◆ Activities:
(A) Extract everything in the forum posts from "In the nicest" down to "is very odd.", copying it word for word.
(B) According to the forum posts, what will learning about assertion and boundaries do?
(C) Carry on the forum thread from where it stops.

◆ Text block:
SquirrelSoShiny · 26/08/2023 14:18

Look loads of people here are going to cheer you on and tell you that you're very big and clever.

In the nicest possible way: ignore those people. As a short term strategy? Give yourself a pass. As soon as you get home? Book in with a competent therapist and figure out wtaf is going on here. This level of conflict avoidance is unhelpful and is actually going to make you irresistible to cheeky fuckers. Learning about assertion and boundaries will change your life Flowers

I know. A simple “get it yourself”‘would suffice. The way wet lettuces tie themselves in knots on mn is very odd.

delphi13 · 26/08/2023 14:30

SquirrelSoShiny · 26/08/2023 14:18

Look loads of people here are going to cheer you on and tell you that you're very big and clever.

◆ Supplied data:
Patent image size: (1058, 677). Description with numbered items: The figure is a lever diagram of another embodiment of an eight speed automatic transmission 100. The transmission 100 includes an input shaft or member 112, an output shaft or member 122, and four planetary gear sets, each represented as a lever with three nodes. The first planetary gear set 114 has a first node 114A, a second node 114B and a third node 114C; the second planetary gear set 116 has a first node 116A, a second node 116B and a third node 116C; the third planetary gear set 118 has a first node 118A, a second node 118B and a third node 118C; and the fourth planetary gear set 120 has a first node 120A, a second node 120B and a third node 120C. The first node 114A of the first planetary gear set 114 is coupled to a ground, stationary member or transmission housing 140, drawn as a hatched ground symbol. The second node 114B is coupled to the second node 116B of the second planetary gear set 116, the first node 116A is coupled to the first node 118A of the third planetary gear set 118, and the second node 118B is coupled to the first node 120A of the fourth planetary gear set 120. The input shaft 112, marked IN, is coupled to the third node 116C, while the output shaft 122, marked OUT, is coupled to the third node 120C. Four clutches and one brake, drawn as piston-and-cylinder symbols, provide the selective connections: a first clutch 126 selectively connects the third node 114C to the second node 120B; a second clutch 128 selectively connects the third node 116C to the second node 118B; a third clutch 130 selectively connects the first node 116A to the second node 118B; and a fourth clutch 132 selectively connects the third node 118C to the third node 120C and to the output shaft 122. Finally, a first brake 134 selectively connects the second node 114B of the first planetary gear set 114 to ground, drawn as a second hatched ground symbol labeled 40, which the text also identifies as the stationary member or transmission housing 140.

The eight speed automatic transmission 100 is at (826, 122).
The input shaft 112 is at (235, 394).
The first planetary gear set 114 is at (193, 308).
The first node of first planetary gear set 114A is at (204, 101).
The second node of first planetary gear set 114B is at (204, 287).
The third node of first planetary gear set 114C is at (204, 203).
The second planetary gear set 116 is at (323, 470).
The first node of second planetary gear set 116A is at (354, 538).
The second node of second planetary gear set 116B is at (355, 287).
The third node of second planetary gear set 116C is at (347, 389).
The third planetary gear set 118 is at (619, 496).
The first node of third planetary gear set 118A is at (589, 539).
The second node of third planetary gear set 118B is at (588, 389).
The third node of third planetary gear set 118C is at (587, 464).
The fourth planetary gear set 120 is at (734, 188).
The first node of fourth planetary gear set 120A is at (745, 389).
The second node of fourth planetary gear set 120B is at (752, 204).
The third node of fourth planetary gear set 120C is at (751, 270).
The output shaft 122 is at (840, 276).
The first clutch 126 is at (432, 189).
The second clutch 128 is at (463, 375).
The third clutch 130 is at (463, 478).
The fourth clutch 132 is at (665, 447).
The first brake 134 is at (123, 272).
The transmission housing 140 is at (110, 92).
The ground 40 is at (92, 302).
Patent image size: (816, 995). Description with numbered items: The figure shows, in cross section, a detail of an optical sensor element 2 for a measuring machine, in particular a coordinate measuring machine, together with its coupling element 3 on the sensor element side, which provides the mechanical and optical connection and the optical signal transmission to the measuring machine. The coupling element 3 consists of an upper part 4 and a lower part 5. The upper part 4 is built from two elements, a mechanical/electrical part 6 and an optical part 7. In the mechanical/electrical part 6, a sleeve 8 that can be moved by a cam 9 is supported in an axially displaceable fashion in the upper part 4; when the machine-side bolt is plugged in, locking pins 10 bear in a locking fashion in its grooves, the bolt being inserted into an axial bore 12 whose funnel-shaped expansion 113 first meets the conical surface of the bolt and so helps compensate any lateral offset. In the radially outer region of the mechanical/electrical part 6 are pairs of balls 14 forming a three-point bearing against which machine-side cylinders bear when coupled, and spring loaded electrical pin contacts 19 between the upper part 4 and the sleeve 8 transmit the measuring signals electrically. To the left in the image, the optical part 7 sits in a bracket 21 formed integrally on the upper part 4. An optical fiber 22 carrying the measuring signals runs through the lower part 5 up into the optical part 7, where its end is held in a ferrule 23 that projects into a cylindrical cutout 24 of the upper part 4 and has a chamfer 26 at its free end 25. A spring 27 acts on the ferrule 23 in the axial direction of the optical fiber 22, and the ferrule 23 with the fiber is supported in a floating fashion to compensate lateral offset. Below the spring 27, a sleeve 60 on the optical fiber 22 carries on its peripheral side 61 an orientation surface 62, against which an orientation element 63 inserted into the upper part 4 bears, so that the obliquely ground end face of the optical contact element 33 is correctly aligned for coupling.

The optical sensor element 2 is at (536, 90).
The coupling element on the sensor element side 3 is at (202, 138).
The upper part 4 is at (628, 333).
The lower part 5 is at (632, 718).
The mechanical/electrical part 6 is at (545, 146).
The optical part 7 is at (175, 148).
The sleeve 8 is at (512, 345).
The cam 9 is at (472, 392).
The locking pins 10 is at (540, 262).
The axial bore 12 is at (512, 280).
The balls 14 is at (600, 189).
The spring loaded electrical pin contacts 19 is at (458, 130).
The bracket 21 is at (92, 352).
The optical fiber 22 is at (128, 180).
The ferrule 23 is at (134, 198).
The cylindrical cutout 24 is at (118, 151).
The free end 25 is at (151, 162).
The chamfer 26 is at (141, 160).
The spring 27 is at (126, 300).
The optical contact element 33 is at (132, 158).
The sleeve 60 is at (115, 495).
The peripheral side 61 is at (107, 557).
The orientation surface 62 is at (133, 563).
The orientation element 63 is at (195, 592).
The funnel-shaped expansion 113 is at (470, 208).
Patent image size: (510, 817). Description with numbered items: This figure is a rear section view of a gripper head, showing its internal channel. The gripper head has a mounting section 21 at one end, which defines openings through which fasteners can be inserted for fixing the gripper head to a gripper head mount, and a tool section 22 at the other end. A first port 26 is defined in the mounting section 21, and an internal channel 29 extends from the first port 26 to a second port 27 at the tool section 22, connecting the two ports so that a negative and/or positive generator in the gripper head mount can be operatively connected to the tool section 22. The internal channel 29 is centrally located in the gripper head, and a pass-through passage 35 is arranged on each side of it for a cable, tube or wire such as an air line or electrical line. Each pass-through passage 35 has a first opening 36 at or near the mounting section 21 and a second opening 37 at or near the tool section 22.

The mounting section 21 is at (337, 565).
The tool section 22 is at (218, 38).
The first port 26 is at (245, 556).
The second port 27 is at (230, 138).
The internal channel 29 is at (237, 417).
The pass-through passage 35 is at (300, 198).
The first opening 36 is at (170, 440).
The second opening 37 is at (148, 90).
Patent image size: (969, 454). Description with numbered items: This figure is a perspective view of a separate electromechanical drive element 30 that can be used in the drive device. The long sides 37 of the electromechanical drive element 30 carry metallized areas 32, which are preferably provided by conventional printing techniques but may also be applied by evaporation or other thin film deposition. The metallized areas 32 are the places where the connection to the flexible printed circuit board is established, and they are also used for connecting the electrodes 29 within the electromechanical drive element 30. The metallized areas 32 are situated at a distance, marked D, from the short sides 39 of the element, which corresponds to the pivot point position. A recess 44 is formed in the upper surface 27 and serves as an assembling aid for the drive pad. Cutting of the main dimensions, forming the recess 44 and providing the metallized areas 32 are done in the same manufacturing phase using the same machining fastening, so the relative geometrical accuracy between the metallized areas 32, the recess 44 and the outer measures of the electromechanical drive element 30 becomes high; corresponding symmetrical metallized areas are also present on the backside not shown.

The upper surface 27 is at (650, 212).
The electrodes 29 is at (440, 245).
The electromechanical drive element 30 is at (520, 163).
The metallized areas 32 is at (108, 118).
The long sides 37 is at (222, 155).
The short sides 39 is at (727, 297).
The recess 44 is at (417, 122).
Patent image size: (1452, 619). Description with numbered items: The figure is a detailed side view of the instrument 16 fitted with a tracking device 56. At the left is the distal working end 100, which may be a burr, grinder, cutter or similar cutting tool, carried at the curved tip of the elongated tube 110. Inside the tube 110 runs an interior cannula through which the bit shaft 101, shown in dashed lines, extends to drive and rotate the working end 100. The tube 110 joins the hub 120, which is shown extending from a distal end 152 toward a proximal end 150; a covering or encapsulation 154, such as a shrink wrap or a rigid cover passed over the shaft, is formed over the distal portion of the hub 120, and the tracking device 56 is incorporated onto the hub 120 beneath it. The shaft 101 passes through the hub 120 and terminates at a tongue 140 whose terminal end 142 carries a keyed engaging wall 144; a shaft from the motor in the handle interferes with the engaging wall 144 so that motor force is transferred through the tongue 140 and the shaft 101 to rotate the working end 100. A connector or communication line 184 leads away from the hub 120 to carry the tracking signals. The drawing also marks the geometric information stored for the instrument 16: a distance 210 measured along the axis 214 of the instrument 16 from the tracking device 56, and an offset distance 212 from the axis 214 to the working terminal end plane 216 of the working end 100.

◆ Answers to each task:
(A)
In the nicest possible way: ignore those people. As a short term strategy? Give yourself a pass. As soon as you get home? Book in with a competent therapist and figure out wtaf is going on here. This level of conflict avoidance is unhelpful and is actually going to make you irresistible to cheeky fuckers. Learning about assertion and boundaries will change your life Flowers

I know. A simple “get it yourself”‘would suffice. The way wet lettuces tie themselves in knots on mn is very odd.

(B) It will change your life.

(C)
In the nicest possible way: ignore those people. As a short term strategy? Give yourself a pass. As soon as you get home? Book in with a competent therapist and figure out wtaf is going on here. This level of conflict avoidance is unhelpful and is actually going to make you irresistible to cheeky fuckers. Learning about assertion and boundaries will change your life Flowers

Blimey, slightly OTT! She didn't avoid it, spoke to her friend repeatedly, her friend made it clear she was going to continue her behaviour and so rather than spend the rest of her holiday dealing with her friends rudeness, she skipped off to another hotel to enjoy the rest of her holiday in peace.

I think you might be a bit more into having a barny with people and flogging a dead horse than the OP. I think that's on you, not her. She confronted it, dealt with the conflict, assessed it was pointless continuing arguing about it and moved on.

WiddlinDiddlin · 26/08/2023 14:37

Well done OP.

Anyone else rather hoping for a counterpart thread 'AIBU... My Friend Abandoned Me On Holiday Because I Asked Her To Fetch Me A Burger Once'...

AliceOlive · 26/08/2023 14:41

SquirrelSoShiny · 26/08/2023 14:18

Look loads of people here are going to cheer you on and tell you that you're very big and clever.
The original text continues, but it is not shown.